- Task prompt
Copy out every record below with complete accuracy.

- Materials provided
• • • • • • •
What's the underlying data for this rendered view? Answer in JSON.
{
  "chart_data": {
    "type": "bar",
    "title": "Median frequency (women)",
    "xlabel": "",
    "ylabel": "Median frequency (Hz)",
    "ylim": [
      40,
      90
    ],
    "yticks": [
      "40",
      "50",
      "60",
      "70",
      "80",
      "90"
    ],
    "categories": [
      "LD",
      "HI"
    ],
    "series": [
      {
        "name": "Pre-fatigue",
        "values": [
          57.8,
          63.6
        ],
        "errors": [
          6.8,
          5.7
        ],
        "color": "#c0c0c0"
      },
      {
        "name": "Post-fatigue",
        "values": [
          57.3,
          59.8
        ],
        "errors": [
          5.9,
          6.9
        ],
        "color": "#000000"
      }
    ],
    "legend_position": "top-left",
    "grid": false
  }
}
• • • • • • •
- Output of the exercise
What's the underlying data for this rendered view? Answer in JSON.
{
  "chart_data": {
    "type": "bar",
    "title": "Median frequency (women)",
    "xlabel": "",
    "ylabel": "Median frequency (Hz)",
    "ylim": [
      40,
      90
    ],
    "yticks": [
      "40",
      "50",
      "60",
      "70",
      "80",
      "90"
    ],
    "categories": [
      "LD",
      "HI"
    ],
    "series": [
      {
        "name": "Pre-fatigue",
        "values": [
          57.8,
          63.6
        ],
        "errors": [
          6.8,
          5.7
        ],
        "color": "#c0c0c0"
      },
      {
        "name": "Post-fatigue",
        "values": [
          57.3,
          59.8
        ],
        "errors": [
          5.9,
          6.9
        ],
        "color": "#000000"
      }
    ],
    "legend_position": "top-left",
    "grid": false
  }
}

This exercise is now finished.